=== What to do ===
Format every line of the listing below as a Markdown table with two columns, Row and Line. Number the rows and skip any blank lines.

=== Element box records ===
(begin)
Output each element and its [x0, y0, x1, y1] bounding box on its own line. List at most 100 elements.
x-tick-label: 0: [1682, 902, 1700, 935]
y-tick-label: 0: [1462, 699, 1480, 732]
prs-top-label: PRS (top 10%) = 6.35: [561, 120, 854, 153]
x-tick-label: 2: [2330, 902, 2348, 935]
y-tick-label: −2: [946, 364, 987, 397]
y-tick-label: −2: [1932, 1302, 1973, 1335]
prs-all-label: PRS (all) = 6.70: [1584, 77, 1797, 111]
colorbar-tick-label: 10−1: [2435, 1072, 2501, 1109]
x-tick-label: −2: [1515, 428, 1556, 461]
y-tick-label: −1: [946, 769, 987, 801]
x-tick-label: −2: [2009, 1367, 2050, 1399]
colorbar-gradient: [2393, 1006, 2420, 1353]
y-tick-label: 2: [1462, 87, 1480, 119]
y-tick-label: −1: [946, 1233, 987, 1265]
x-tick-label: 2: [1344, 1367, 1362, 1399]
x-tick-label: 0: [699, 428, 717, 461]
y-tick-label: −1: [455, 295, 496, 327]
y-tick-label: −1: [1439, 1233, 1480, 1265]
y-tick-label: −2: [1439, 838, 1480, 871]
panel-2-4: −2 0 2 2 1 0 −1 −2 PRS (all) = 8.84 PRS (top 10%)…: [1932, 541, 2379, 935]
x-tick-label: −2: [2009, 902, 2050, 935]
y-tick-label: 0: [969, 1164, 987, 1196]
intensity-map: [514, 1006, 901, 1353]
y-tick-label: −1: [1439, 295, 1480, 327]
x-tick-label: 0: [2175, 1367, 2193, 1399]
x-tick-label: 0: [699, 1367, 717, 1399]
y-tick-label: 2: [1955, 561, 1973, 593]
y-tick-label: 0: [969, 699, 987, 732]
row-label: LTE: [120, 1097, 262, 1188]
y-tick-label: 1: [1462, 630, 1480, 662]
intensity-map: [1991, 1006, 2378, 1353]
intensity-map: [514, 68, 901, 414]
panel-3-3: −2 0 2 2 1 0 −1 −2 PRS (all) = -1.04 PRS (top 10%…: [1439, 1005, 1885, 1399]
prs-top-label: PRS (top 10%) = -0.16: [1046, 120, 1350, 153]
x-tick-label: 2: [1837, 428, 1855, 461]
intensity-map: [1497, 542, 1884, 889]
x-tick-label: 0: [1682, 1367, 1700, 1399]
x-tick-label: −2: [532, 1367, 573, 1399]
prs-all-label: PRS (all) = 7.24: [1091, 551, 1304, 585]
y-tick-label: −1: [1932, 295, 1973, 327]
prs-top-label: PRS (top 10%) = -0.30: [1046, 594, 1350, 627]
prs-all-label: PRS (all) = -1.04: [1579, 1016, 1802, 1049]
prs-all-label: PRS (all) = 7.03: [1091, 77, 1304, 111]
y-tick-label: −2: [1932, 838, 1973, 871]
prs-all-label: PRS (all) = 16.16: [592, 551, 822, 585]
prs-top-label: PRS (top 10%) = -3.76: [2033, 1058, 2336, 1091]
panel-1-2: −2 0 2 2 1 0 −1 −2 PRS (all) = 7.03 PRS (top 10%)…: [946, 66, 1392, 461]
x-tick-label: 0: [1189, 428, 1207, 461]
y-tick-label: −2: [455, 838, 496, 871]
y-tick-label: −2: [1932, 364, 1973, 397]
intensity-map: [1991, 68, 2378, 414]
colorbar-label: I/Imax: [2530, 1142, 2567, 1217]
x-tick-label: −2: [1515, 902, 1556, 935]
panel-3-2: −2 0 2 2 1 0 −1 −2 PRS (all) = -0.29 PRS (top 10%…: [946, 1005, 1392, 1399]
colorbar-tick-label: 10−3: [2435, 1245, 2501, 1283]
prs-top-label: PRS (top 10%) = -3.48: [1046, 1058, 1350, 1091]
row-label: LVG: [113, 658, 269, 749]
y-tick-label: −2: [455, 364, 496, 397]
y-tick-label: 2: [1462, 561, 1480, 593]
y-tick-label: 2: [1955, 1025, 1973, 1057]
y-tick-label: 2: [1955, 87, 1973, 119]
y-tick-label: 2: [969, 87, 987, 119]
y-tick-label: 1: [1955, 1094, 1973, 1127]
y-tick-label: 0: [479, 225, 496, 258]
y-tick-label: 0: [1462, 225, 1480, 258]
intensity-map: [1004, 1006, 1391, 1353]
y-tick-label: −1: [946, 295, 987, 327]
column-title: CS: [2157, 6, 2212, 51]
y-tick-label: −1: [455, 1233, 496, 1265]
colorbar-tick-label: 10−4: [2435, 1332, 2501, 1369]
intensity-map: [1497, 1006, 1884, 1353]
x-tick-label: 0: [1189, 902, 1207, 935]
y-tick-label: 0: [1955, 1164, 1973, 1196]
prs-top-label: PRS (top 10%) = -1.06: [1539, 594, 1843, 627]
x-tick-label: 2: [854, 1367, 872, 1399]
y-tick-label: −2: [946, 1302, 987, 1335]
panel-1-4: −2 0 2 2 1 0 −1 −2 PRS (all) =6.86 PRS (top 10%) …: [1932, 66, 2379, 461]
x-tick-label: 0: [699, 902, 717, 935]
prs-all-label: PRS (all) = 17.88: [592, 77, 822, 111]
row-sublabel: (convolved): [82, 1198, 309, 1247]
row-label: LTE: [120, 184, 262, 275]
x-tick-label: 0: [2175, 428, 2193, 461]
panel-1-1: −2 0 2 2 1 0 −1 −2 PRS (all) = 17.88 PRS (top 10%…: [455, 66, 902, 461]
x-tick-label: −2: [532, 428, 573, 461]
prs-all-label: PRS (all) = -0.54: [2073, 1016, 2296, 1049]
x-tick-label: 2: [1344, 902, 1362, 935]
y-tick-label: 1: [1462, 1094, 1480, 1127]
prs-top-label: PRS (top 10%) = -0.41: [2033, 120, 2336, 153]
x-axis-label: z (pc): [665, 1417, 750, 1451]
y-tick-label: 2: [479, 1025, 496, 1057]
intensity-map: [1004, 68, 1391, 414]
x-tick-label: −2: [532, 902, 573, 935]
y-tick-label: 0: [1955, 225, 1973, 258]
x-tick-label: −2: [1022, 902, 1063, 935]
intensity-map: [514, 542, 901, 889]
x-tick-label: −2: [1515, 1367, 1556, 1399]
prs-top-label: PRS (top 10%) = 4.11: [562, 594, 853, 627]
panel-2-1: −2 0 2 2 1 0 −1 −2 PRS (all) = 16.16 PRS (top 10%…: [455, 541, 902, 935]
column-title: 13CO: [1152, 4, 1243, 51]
(end)
=== Response to the exercise ===
| Row | Line |
|---|---|
| 1 | Output each element and its [x0, y0, x1, y1] bounding box on its own line. List at most 100 elements. |
| 2 | x-tick-label: 0: [1682, 902, 1700, 935] |
| 3 | y-tick-label: 0: [1462, 699, 1480, 732] |
| 4 | prs-top-label: PRS (top 10%) = 6.35: [561, 120, 854, 153] |
| 5 | x-tick-label: 2: [2330, 902, 2348, 935] |
| 6 | y-tick-label: −2: [946, 364, 987, 397] |
| 7 | y-tick-label: −2: [1932, 1302, 1973, 1335] |
| 8 | prs-all-label: PRS (all) = 6.70: [1584, 77, 1797, 111] |
| 9 | colorbar-tick-label: 10−1: [2435, 1072, 2501, 1109] |
| 10 | x-tick-label: −2: [1515, 428, 1556, 461] |
| 11 | y-tick-label: −1: [946, 769, 987, 801] |
| 12 | x-tick-label: −2: [2009, 1367, 2050, 1399] |
| 13 | colorbar-gradient: [2393, 1006, 2420, 1353] |
| 14 | y-tick-label: 2: [1462, 87, 1480, 119] |
| 15 | y-tick-label: −1: [946, 1233, 987, 1265] |
| 16 | x-tick-label: 2: [1344, 1367, 1362, 1399] |
| 17 | x-tick-label: 0: [699, 428, 717, 461] |
| 18 | y-tick-label: −1: [455, 295, 496, 327] |
| 19 | y-tick-label: −1: [1439, 1233, 1480, 1265] |
| 20 | y-tick-label: −2: [1439, 838, 1480, 871] |
| 21 | panel-2-4: −2 0 2 2 1 0 −1 −2 PRS (all) = 8.84 PRS (top 10%)…: [1932, 541, 2379, 935] |
| 22 | x-tick-label: −2: [2009, 902, 2050, 935] |
| 23 | y-tick-label: 0: [969, 1164, 987, 1196] |
| 24 | intensity-map: [514, 1006, 901, 1353] |
| 25 | y-tick-label: −1: [1439, 295, 1480, 327] |
| 26 | x-tick-label: 0: [2175, 1367, 2193, 1399] |
| 27 | x-tick-label: 0: [699, 1367, 717, 1399] |
| 28 | y-tick-label: 2: [1955, 561, 1973, 593] |
| 29 | y-tick-label: 0: [969, 699, 987, 732] |
| 30 | row-label: LTE: [120, 1097, 262, 1188] |
| 31 | y-tick-label: 1: [1462, 630, 1480, 662] |
| 32 | intensity-map: [1991, 1006, 2378, 1353] |
| 33 | intensity-map: [514, 68, 901, 414] |
| 34 | panel-3-3: −2 0 2 2 1 0 −1 −2 PRS (all) = -1.04 PRS (top 10%…: [1439, 1005, 1885, 1399] |
| 35 | prs-top-label: PRS (top 10%) = -0.16: [1046, 120, 1350, 153] |
| 36 | x-tick-label: 2: [1837, 428, 1855, 461] |
| 37 | intensity-map: [1497, 542, 1884, 889] |
| 38 | x-tick-label: 0: [1682, 1367, 1700, 1399] |
| 39 | x-tick-label: −2: [532, 1367, 573, 1399] |
| 40 | prs-all-label: PRS (all) = 7.24: [1091, 551, 1304, 585] |
| 41 | y-tick-label: −1: [1932, 295, 1973, 327] |
| 42 | prs-top-label: PRS (top 10%) = -0.30: [1046, 594, 1350, 627] |
| 43 | prs-all-label: PRS (all) = -1.04: [1579, 1016, 1802, 1049] |
| 44 | prs-all-label: PRS (all) = 7.03: [1091, 77, 1304, 111] |
| 45 | y-tick-label: −2: [1932, 838, 1973, 871] |
| 46 | prs-all-label: PRS (all) = 16.16: [592, 551, 822, 585] |
| 47 | prs-top-label: PRS (top 10%) = -3.76: [2033, 1058, 2336, 1091] |
| 48 | panel-1-2: −2 0 2 2 1 0 −1 −2 PRS (all) = 7.03 PRS (top 10%)…: [946, 66, 1392, 461] |
| 49 | x-tick-label: 0: [1189, 428, 1207, 461] |
| 50 | y-tick-label: −2: [455, 838, 496, 871] |
| 51 | y-tick-label: −2: [1932, 364, 1973, 397] |
| 52 | intensity-map: [1991, 68, 2378, 414] |
| 53 | colorbar-label: I/Imax: [2530, 1142, 2567, 1217] |
| 54 | x-tick-label: −2: [1515, 902, 1556, 935] |
| 55 | panel-3-2: −2 0 2 2 1 0 −1 −2 PRS (all) = -0.29 PRS (top 10%…: [946, 1005, 1392, 1399] |
| 56 | colorbar-tick-label: 10−3: [2435, 1245, 2501, 1283] |
| 57 | prs-top-label: PRS (top 10%) = -3.48: [1046, 1058, 1350, 1091] |
| 58 | row-label: LVG: [113, 658, 269, 749] |
| 59 | y-tick-label: −2: [455, 364, 496, 397] |
| 60 | y-tick-label: 2: [1462, 561, 1480, 593] |
| 61 | y-tick-label: 2: [1955, 1025, 1973, 1057] |
| 62 | y-tick-label: 2: [1955, 87, 1973, 119] |
| 63 | y-tick-label: 2: [969, 87, 987, 119] |
| 64 | y-tick-label: 1: [1955, 1094, 1973, 1127] |
| 65 | y-tick-label: 0: [479, 225, 496, 258] |
| 66 | y-tick-label: 0: [1462, 225, 1480, 258] |
| 67 | intensity-map: [1004, 1006, 1391, 1353] |
| 68 | y-tick-label: −1: [946, 295, 987, 327] |
| 69 | column-title: CS: [2157, 6, 2212, 51] |
| 70 | y-tick-label: −1: [455, 1233, 496, 1265] |
| 71 | colorbar-tick-label: 10−4: [2435, 1332, 2501, 1369] |
| 72 | intensity-map: [1497, 1006, 1884, 1353] |
| 73 | x-tick-label: 0: [1189, 902, 1207, 935] |
| 74 | y-tick-label: 0: [1955, 1164, 1973, 1196] |
| 75 | prs-top-label: PRS (top 10%) = -1.06: [1539, 594, 1843, 627] |
| 76 | x-tick-label: 2: [854, 1367, 872, 1399] |
| 77 | y-tick-label: −2: [946, 1302, 987, 1335] |
| 78 | panel-1-4: −2 0 2 2 1 0 −1 −2 PRS (all) =6.86 PRS (top 10%) …: [1932, 66, 2379, 461] |
| 79 | x-tick-label: 0: [699, 902, 717, 935] |
| 80 | prs-all-label: PRS (all) = 17.88: [592, 77, 822, 111] |
| 81 | row-sublabel: (convolved): [82, 1198, 309, 1247] |
| 82 | row-label: LTE: [120, 184, 262, 275] |
| 83 | x-tick-label: 0: [2175, 428, 2193, 461] |
| 84 | panel-1-1: −2 0 2 2 1 0 −1 −2 PRS (all) = 17.88 PRS (top 10%…: [455, 66, 902, 461] |
| 85 | x-tick-label: −2: [532, 428, 573, 461] |
| 86 | prs-all-label: PRS (all) = -0.54: [2073, 1016, 2296, 1049] |
| 87 | x-tick-label: 2: [1344, 902, 1362, 935] |
| 88 | y-tick-label: 1: [1462, 1094, 1480, 1127] |
| 89 | prs-top-label: PRS (top 10%) = -0.41: [2033, 120, 2336, 153] |
| 90 | x-axis-label: z (pc): [665, 1417, 750, 1451] |
| 91 | y-tick-label: 2: [479, 1025, 496, 1057] |
| 92 | intensity-map: [1004, 68, 1391, 414] |
| 93 | x-tick-label: −2: [532, 902, 573, 935] |
| 94 | y-tick-label: 0: [1955, 225, 1973, 258] |
| 95 | x-tick-label: −2: [1022, 902, 1063, 935] |
| 96 | intensity-map: [514, 542, 901, 889] |
| 97 | x-tick-label: −2: [1515, 1367, 1556, 1399] |
| 98 | prs-top-label: PRS (top 10%) = 4.11: [562, 594, 853, 627] |
| 99 | panel-2-1: −2 0 2 2 1 0 −1 −2 PRS (all) = 16.16 PRS (top 10%…: [455, 541, 902, 935] |
| 100 | column-title: 13CO: [1152, 4, 1243, 51] |